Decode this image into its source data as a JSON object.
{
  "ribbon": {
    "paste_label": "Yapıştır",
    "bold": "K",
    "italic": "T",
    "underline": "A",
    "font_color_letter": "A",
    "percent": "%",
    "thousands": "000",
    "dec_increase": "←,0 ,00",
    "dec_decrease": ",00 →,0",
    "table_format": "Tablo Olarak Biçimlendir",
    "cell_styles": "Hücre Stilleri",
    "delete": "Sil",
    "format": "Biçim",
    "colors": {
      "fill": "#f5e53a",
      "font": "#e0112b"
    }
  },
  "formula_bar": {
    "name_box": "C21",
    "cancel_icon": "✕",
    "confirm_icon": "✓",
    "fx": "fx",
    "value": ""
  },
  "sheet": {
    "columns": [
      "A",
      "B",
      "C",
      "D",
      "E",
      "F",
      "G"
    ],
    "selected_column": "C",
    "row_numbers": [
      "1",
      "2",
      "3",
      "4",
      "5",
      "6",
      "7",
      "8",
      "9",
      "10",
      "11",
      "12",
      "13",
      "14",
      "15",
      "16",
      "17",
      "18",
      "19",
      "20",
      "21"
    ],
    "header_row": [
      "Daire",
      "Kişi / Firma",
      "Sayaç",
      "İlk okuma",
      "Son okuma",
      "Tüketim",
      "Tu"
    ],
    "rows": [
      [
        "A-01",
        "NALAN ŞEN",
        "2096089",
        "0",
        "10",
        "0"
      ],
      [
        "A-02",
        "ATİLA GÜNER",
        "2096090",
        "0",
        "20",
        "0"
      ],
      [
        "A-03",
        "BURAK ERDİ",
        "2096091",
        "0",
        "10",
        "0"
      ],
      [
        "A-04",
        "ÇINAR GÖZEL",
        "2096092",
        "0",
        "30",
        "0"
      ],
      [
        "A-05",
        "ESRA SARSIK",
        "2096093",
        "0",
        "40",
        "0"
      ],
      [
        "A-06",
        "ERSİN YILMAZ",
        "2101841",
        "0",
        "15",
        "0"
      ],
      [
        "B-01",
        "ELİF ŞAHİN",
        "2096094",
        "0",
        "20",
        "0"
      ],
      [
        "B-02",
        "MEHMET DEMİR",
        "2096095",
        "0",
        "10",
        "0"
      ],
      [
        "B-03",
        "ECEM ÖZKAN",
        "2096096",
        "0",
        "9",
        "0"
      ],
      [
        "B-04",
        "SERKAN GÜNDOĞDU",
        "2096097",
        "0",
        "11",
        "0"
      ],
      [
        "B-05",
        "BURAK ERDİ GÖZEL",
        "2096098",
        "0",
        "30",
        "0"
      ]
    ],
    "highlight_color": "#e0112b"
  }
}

** Task statement **
Set down the listing in full, keeping every word exactly as it is.

** Response to the exercise **
Decode this image into its source data as a JSON object.
{
  "ribbon": {
    "paste_label": "Yapıştır",
    "bold": "K",
    "italic": "T",
    "underline": "A",
    "font_color_letter": "A",
    "percent": "%",
    "thousands": "000",
    "dec_increase": "←,0 ,00",
    "dec_decrease": ",00 →,0",
    "table_format": "Tablo Olarak Biçimlendir",
    "cell_styles": "Hücre Stilleri",
    "delete": "Sil",
    "format": "Biçim",
    "colors": {
      "fill": "#f5e53a",
      "font": "#e0112b"
    }
  },
  "formula_bar": {
    "name_box": "C21",
    "cancel_icon": "✕",
    "confirm_icon": "✓",
    "fx": "fx",
    "value": ""
  },
  "sheet": {
    "columns": [
      "A",
      "B",
      "C",
      "D",
      "E",
      "F",
      "G"
    ],
    "selected_column": "C",
    "row_numbers": [
      "1",
      "2",
      "3",
      "4",
      "5",
      "6",
      "7",
      "8",
      "9",
      "10",
      "11",
      "12",
      "13",
      "14",
      "15",
      "16",
      "17",
      "18",
      "19",
      "20",
      "21"
    ],
    "header_row": [
      "Daire",
      "Kişi / Firma",
      "Sayaç",
      "İlk okuma",
      "Son okuma",
      "Tüketim",
      "Tu"
    ],
    "rows": [
      [
        "A-01",
        "NALAN ŞEN",
        "2096089",
        "0",
        "10",
        "0"
      ],
      [
        "A-02",
        "ATİLA GÜNER",
        "2096090",
        "0",
        "20",
        "0"
      ],
      [
        "A-03",
        "BURAK ERDİ",
        "2096091",
        "0",
        "10",
        "0"
      ],
      [
        "A-04",
        "ÇINAR GÖZEL",
        "2096092",
        "0",
        "30",
        "0"
      ],
      [
        "A-05",
        "ESRA SARSIK",
        "2096093",
        "0",
        "40",
        "0"
      ],
      [
        "A-06",
        "ERSİN YILMAZ",
        "2101841",
        "0",
        "15",
        "0"
      ],
      [
        "B-01",
        "ELİF ŞAHİN",
        "2096094",
        "0",
        "20",
        "0"
      ],
      [
        "B-02",
        "MEHMET DEMİR",
        "2096095",
        "0",
        "10",
        "0"
      ],
      [
        "B-03",
        "ECEM ÖZKAN",
        "2096096",
        "0",
        "9",
        "0"
      ],
      [
        "B-04",
        "SERKAN GÜNDOĞDU",
        "2096097",
        "0",
        "11",
        "0"
      ],
      [
        "B-05",
        "BURAK ERDİ GÖZEL",
        "2096098",
        "0",
        "30",
        "0"
      ]
    ],
    "highlight_color": "#e0112b"
  }
}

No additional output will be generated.